● **DATA EXTRACT**:
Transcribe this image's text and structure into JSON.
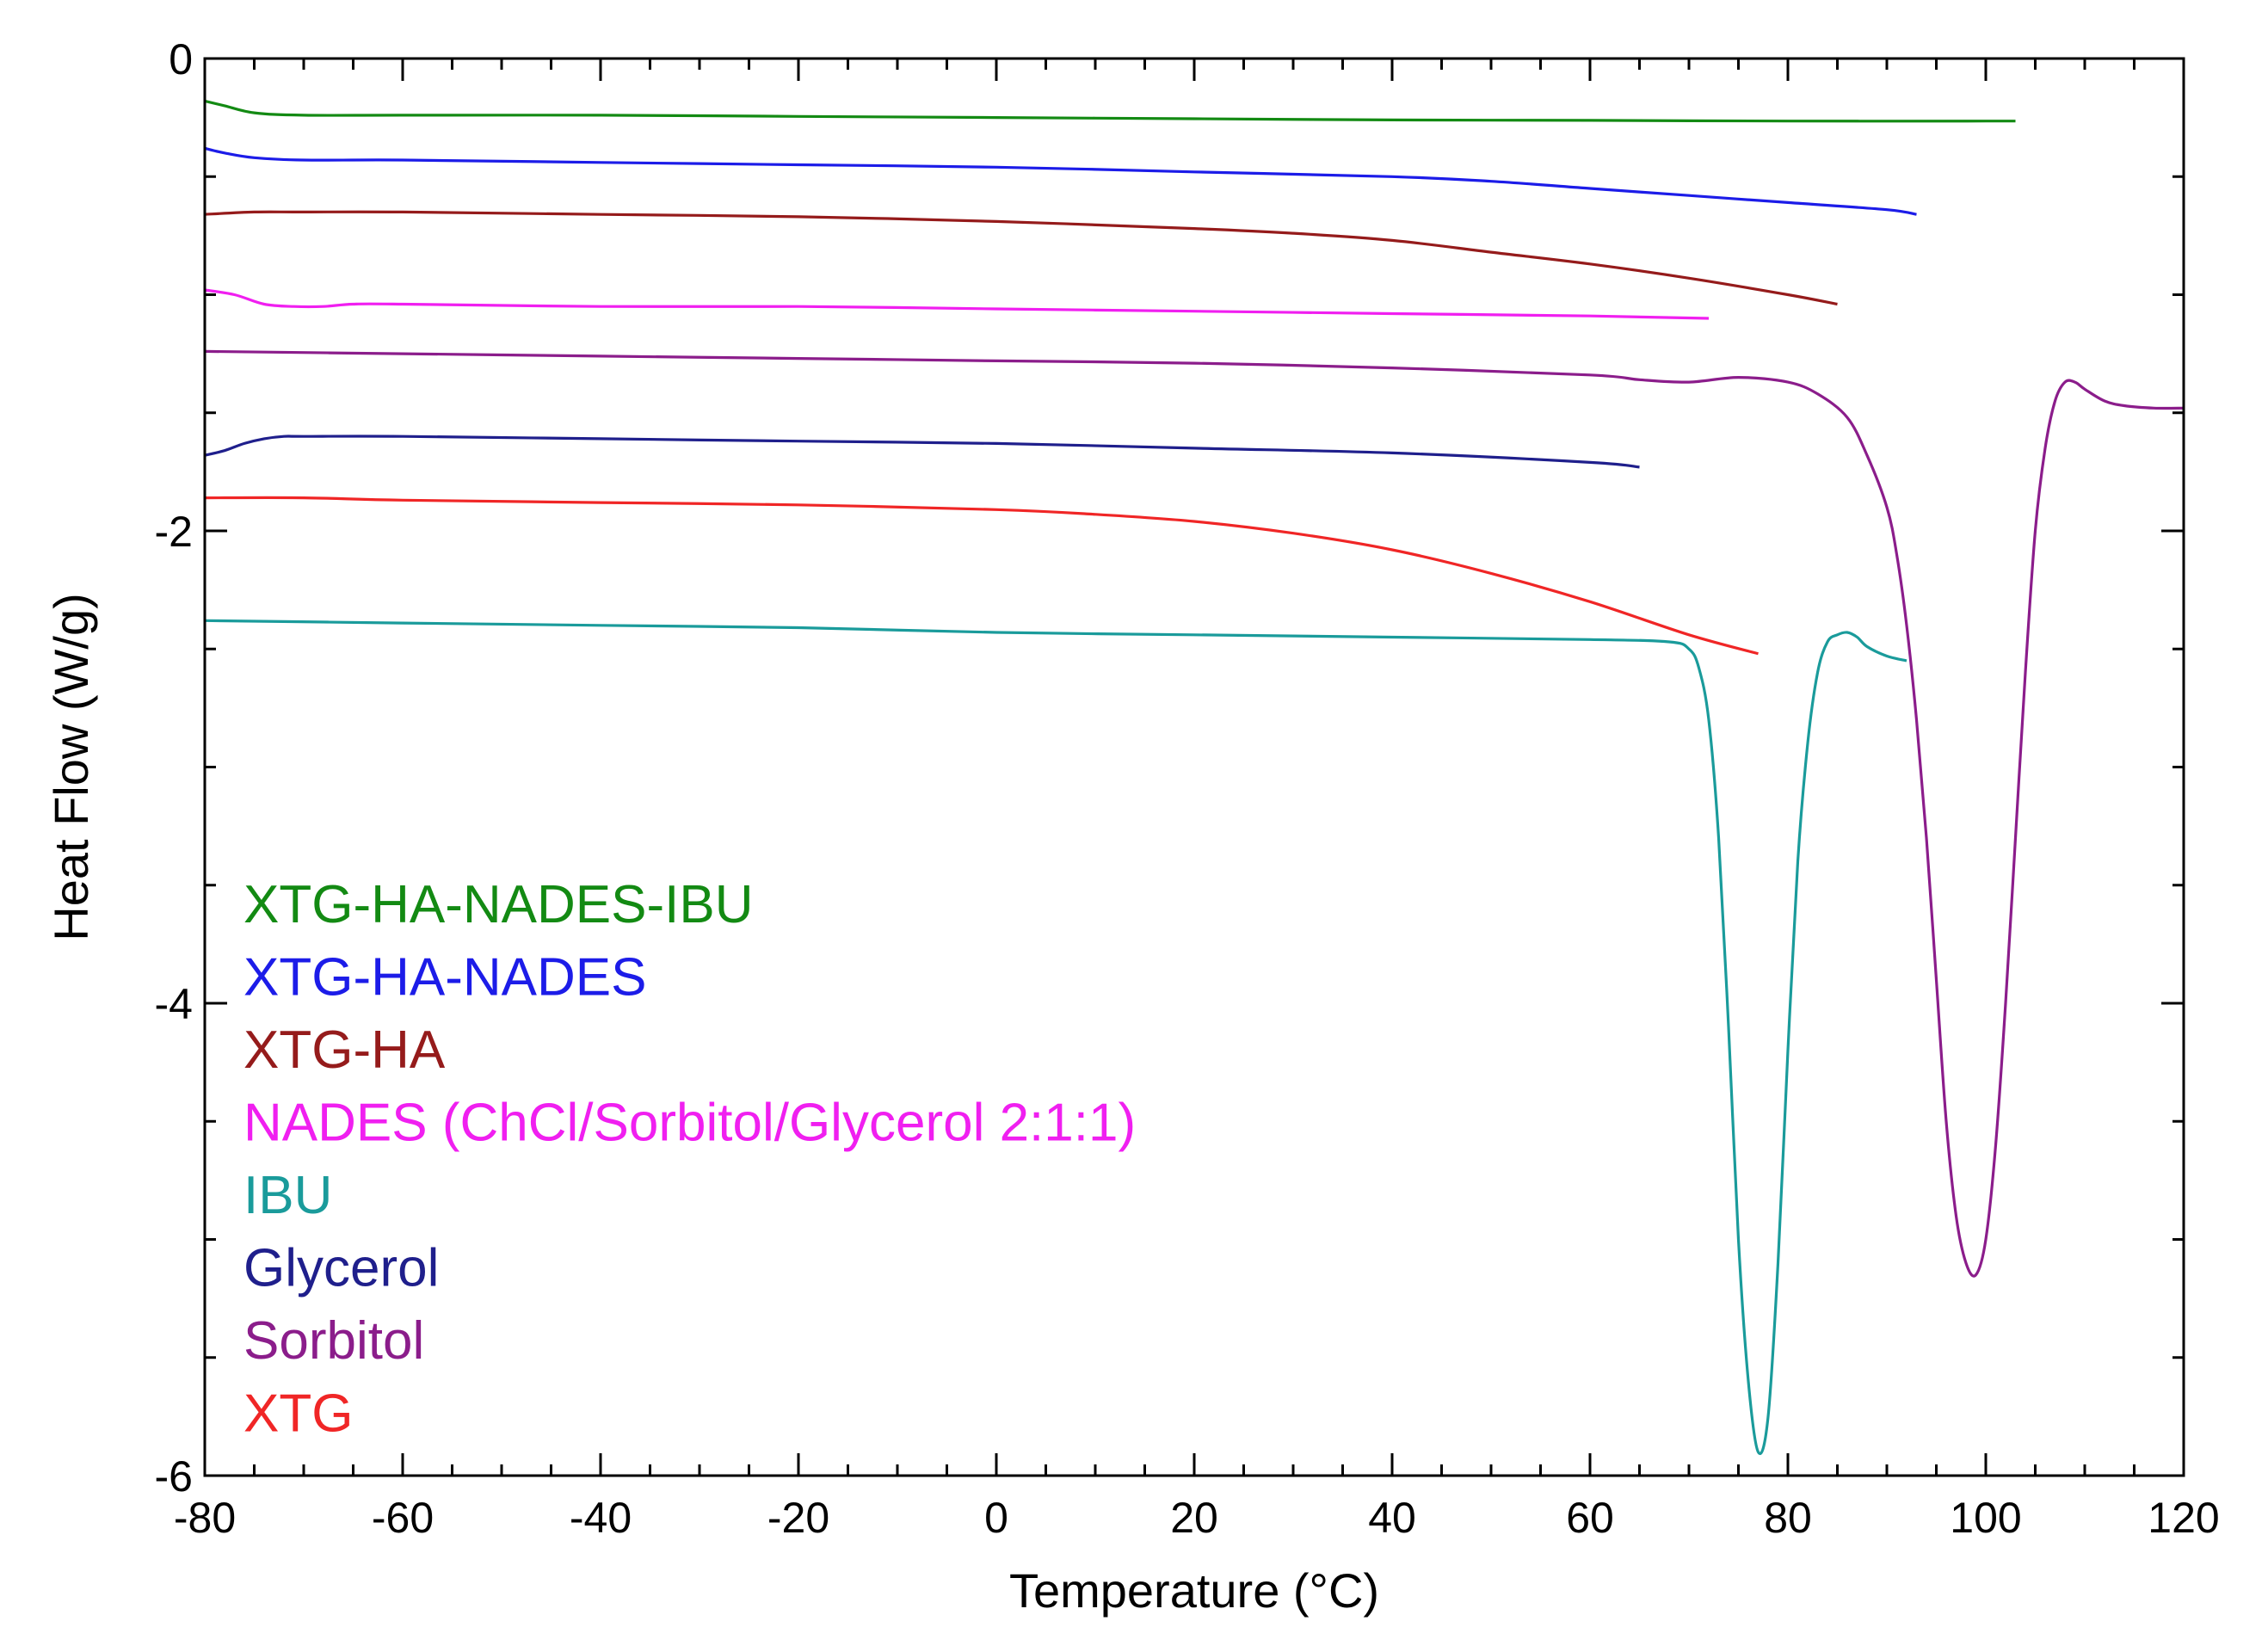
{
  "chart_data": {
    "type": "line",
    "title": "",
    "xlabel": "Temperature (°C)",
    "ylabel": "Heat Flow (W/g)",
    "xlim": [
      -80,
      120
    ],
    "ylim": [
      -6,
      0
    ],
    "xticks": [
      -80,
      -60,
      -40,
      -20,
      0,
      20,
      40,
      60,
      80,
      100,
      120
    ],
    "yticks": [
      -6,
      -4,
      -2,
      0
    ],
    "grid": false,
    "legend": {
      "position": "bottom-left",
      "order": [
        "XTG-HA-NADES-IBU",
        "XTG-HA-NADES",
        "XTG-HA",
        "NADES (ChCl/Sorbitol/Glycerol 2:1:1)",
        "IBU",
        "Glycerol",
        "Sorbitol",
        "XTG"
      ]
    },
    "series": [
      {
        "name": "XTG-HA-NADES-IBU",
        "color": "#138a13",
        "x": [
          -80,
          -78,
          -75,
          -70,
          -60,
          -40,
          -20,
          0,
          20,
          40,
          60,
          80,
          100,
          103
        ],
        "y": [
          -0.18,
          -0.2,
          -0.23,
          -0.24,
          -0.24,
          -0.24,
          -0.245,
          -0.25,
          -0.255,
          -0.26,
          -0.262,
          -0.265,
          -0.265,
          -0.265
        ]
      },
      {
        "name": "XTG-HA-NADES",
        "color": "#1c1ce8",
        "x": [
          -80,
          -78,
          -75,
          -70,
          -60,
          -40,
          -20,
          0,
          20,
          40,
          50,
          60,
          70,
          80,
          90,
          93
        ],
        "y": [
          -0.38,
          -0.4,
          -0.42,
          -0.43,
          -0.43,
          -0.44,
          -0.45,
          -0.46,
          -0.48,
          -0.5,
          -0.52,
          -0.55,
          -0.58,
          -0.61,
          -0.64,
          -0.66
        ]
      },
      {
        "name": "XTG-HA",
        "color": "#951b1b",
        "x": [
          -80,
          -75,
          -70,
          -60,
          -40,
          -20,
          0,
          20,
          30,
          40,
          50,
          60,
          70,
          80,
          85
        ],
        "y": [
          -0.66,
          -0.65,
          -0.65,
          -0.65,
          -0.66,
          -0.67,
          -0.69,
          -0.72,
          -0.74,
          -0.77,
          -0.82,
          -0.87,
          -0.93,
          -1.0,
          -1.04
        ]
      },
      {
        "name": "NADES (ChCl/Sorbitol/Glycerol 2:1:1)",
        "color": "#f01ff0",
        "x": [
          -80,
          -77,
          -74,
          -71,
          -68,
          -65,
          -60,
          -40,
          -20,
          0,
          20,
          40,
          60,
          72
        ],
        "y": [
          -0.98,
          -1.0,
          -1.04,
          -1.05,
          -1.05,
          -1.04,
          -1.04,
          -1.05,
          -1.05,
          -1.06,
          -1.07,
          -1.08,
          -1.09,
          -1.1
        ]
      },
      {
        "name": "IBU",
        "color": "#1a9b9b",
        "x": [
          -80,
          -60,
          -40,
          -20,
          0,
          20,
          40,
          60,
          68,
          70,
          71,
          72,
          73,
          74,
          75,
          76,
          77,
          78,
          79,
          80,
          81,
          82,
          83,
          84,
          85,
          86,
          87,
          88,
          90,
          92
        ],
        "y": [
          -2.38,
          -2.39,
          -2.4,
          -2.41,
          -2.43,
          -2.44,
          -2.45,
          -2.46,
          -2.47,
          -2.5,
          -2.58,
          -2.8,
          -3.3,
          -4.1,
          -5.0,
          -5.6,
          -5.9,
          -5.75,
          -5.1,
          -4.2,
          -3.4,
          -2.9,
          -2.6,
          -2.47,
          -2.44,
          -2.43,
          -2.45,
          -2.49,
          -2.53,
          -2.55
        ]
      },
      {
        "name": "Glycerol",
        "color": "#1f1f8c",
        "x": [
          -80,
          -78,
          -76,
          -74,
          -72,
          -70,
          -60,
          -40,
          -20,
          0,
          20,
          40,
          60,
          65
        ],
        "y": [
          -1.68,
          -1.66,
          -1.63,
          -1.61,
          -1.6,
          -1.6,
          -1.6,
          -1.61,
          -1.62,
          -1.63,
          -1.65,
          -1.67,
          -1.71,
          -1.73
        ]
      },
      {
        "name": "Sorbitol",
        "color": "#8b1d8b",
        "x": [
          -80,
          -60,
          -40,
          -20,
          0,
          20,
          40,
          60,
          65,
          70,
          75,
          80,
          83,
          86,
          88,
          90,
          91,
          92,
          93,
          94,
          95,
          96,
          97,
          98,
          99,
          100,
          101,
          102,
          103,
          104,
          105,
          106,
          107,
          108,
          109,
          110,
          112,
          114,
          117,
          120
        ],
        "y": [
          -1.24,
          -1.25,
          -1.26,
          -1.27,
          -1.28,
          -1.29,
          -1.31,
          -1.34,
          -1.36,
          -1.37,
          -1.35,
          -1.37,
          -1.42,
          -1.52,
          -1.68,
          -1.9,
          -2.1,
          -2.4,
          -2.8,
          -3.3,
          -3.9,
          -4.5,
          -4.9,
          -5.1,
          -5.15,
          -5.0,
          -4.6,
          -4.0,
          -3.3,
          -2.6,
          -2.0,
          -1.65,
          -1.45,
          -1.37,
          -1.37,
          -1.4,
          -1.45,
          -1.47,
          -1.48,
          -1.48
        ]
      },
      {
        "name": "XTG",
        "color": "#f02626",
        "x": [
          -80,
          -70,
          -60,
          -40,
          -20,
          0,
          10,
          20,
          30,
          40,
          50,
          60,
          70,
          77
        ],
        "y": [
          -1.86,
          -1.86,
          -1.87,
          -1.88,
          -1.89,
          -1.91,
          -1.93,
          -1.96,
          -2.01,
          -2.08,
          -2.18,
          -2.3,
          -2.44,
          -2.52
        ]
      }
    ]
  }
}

---

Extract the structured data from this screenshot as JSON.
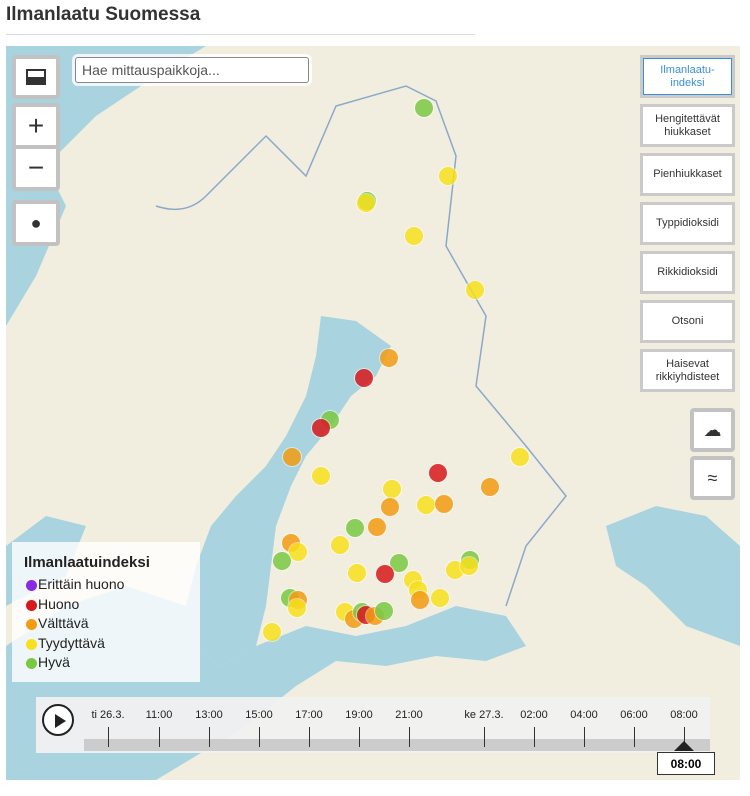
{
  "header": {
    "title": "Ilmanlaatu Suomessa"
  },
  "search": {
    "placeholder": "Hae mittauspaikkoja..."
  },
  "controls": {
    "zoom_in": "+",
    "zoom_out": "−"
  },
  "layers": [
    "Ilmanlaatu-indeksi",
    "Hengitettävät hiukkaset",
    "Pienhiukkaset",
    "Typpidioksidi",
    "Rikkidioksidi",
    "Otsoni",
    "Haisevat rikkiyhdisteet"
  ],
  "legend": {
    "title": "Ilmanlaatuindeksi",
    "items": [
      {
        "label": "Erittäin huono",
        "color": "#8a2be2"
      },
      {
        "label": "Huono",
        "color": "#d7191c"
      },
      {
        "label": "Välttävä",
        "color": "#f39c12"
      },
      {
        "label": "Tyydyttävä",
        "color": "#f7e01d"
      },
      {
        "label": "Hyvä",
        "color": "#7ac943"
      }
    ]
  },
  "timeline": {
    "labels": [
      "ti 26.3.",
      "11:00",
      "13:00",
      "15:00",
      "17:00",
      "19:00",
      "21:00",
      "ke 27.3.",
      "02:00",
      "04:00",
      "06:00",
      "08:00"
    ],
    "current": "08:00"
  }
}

● **TASK DESCRIPTION**:
In the listing above, find each line with the word "Sorbitol" and copy it.

● **RESPONSE FOR THIS EXERCISE**:
        "NADES (ChCl/Sorbitol/Glycerol 2:1:1)",
        "Sorbitol",
        "name": "NADES (ChCl/Sorbitol/Glycerol 2:1:1)",
        "name": "Sorbitol",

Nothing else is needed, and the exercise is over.